### Directive
Identify and reproduce every line holding the string "Percent".

### Data supplied
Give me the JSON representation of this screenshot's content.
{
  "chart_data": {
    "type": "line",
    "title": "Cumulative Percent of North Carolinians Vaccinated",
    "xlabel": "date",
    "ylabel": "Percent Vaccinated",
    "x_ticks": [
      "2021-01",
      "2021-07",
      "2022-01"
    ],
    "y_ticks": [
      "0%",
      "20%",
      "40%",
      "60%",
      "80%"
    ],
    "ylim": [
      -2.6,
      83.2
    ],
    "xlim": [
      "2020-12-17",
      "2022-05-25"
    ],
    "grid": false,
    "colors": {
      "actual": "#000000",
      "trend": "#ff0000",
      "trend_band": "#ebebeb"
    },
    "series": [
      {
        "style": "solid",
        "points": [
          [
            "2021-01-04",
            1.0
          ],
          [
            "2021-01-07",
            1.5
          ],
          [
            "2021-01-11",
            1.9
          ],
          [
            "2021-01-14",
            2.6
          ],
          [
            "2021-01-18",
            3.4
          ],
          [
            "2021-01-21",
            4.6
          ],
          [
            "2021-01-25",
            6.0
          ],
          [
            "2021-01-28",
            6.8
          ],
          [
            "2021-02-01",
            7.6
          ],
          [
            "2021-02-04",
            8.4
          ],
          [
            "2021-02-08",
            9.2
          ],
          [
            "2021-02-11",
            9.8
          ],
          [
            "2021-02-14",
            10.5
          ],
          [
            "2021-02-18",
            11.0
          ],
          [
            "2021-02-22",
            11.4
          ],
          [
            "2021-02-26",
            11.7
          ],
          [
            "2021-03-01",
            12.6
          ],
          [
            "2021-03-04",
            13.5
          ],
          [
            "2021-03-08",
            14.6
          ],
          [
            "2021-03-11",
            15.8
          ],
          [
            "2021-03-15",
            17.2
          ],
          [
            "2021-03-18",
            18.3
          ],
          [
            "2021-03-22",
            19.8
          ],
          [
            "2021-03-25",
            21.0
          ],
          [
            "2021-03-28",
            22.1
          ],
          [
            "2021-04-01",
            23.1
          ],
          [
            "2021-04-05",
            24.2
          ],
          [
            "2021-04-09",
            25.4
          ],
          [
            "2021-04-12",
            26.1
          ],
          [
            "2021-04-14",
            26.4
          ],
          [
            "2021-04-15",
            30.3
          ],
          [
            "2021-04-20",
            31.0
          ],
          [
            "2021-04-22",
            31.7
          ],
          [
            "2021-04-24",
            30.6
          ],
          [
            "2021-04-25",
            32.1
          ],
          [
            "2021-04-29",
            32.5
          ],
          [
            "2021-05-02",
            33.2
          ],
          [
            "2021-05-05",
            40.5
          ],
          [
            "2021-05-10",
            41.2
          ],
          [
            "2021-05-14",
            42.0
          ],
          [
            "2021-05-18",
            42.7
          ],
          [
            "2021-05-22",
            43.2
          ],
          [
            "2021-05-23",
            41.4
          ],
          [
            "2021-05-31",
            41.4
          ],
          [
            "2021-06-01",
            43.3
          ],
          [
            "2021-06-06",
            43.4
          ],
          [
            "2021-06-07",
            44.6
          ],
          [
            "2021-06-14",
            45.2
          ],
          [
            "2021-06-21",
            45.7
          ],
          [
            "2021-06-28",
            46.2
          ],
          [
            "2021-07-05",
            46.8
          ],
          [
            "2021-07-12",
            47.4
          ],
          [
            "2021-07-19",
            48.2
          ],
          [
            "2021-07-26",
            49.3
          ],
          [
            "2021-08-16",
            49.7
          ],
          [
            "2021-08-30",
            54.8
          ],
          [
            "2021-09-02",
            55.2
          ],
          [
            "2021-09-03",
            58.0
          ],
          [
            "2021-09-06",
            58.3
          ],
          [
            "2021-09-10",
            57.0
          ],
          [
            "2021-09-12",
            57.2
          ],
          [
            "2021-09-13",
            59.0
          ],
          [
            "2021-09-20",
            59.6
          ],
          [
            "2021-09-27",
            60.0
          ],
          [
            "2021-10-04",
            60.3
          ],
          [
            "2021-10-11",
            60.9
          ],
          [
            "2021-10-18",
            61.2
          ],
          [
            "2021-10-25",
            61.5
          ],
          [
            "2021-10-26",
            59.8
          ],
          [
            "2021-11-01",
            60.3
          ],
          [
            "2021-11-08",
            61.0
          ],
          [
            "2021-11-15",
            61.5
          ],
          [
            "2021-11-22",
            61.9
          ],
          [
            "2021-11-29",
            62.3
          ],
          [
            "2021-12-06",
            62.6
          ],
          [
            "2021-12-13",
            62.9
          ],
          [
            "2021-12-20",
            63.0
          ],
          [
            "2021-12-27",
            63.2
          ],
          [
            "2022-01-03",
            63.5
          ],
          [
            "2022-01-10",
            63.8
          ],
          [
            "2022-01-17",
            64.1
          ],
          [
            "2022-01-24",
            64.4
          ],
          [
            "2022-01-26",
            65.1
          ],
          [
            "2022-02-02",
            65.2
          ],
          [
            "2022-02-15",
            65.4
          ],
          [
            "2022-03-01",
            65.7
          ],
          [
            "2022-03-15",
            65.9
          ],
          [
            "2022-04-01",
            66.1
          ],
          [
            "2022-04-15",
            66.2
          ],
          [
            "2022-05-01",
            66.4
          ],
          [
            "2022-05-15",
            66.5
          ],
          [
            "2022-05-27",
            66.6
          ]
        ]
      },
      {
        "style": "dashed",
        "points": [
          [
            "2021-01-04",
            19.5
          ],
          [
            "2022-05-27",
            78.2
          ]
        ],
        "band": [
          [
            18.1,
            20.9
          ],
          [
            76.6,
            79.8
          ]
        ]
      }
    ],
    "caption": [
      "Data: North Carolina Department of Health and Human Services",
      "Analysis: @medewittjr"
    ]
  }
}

---

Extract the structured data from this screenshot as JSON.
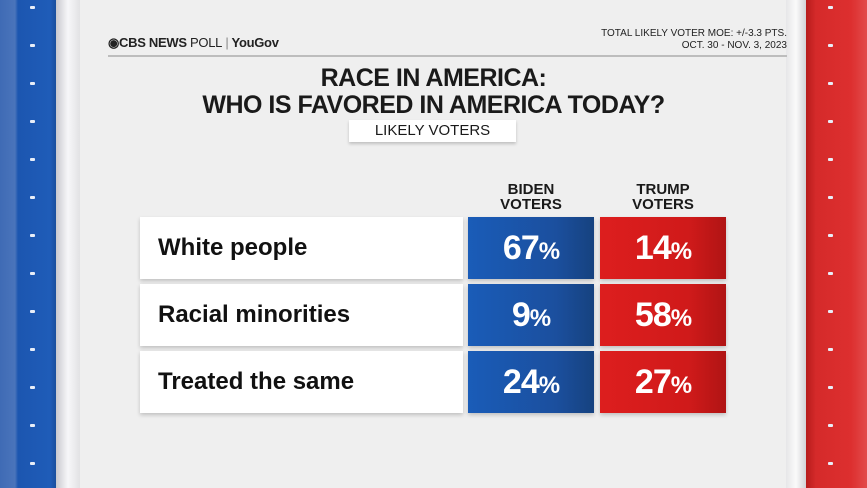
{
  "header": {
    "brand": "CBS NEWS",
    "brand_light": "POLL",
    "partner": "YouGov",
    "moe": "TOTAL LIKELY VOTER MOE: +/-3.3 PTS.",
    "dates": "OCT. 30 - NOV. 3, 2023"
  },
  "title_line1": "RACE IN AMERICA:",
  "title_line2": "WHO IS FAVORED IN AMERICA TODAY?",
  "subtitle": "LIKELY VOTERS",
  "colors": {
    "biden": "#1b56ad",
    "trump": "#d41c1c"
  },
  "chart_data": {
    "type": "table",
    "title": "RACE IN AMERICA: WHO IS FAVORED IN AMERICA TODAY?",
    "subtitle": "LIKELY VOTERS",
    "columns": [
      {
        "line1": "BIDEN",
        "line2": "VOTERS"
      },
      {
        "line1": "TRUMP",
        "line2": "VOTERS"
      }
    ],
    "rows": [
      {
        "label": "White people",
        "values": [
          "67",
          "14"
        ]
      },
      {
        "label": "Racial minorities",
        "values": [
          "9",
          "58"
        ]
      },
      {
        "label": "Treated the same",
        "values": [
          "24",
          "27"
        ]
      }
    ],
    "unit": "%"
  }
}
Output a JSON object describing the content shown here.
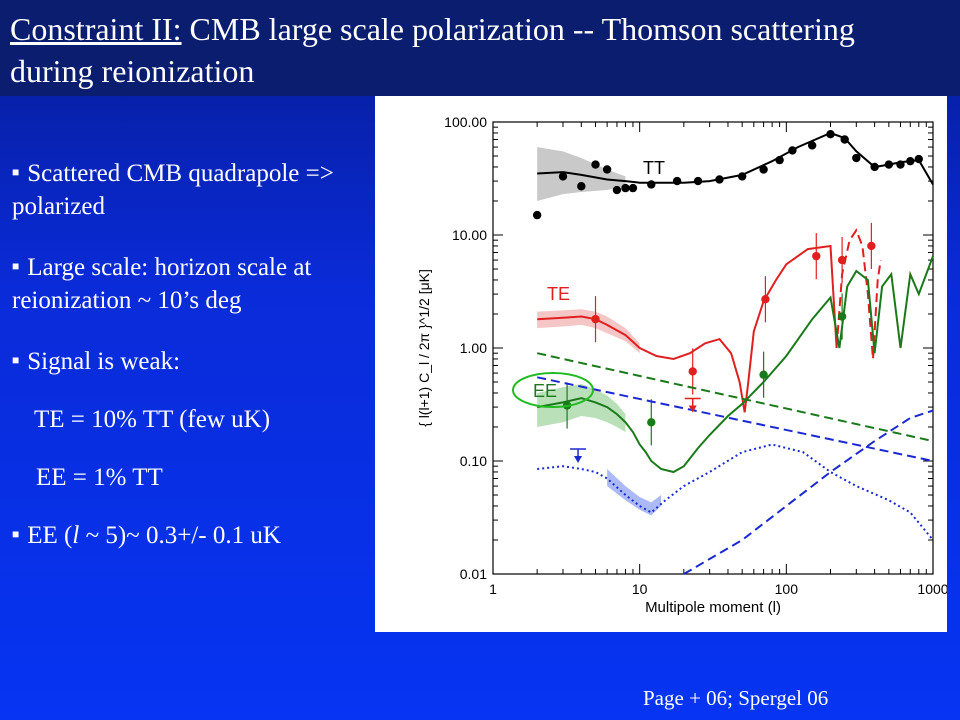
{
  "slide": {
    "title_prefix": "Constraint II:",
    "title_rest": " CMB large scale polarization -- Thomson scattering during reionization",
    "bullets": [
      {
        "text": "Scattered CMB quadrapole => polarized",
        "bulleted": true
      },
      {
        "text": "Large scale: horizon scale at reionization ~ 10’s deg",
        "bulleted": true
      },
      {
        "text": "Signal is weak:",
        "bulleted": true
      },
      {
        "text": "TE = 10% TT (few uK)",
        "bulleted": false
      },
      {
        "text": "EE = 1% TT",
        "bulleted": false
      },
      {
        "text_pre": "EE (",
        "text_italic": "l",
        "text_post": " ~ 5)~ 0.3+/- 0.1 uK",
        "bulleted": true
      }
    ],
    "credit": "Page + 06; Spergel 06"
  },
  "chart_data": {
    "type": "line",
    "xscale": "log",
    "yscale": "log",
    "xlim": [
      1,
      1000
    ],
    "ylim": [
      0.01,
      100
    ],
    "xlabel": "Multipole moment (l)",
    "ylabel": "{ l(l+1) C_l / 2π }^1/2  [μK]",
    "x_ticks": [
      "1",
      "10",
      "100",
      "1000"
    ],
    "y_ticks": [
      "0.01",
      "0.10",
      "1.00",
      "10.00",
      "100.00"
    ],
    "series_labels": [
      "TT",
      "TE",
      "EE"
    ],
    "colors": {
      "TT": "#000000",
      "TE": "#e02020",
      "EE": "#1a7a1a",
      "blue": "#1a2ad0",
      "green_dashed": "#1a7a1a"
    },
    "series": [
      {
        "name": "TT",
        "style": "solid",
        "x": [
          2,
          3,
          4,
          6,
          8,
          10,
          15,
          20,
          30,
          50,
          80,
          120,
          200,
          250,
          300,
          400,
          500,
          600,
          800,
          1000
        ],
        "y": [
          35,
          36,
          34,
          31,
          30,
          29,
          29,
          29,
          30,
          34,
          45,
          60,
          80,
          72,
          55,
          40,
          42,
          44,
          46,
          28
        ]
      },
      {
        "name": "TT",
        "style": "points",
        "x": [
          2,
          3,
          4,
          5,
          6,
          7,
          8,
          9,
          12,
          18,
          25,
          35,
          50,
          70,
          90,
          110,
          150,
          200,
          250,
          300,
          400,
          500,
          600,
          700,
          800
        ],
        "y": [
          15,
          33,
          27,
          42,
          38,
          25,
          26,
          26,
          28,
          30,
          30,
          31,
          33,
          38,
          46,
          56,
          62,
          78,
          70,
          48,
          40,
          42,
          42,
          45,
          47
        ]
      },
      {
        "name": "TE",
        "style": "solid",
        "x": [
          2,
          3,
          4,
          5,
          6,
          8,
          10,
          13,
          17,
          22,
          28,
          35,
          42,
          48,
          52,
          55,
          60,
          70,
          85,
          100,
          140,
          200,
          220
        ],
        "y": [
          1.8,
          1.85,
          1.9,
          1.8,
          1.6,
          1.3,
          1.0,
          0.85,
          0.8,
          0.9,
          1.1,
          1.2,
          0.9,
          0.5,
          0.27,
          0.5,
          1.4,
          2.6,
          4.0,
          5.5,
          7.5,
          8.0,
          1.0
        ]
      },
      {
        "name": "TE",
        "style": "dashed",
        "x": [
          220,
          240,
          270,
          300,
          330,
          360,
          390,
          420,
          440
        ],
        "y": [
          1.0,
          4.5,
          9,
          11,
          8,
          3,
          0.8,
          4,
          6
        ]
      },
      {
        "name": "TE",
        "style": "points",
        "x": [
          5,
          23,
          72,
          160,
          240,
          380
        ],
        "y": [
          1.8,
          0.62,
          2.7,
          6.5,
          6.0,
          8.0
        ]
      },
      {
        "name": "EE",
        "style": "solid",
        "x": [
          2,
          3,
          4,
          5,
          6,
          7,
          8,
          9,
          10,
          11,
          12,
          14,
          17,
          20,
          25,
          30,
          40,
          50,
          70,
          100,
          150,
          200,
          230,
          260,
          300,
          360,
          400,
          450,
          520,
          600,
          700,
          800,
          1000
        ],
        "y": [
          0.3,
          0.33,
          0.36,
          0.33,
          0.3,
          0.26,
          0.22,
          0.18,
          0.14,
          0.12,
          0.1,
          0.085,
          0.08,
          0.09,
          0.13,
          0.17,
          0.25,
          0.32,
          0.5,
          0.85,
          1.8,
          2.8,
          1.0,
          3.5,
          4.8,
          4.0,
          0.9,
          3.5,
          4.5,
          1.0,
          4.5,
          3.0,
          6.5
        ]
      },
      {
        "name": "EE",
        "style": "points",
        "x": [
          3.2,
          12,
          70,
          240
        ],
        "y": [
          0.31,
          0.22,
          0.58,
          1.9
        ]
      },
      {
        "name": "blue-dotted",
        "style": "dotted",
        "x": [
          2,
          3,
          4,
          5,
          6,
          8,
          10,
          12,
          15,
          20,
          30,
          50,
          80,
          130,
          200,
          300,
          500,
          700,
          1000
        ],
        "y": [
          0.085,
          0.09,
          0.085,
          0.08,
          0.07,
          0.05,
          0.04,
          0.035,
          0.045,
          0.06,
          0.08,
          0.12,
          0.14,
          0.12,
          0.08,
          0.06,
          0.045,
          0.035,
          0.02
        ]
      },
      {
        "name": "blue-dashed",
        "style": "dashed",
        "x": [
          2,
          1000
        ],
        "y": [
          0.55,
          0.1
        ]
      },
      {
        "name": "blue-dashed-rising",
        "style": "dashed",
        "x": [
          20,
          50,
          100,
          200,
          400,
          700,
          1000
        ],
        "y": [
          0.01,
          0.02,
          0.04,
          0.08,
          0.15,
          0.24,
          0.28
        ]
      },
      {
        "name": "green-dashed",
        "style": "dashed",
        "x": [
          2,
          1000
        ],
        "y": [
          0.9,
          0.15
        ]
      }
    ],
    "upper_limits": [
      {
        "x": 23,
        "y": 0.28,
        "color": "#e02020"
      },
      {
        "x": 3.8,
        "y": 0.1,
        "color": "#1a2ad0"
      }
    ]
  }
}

### Solution to the problem
    "title": "Cumulative Percent of North Carolinians Vaccinated",
    "ylabel": "Percent Vaccinated",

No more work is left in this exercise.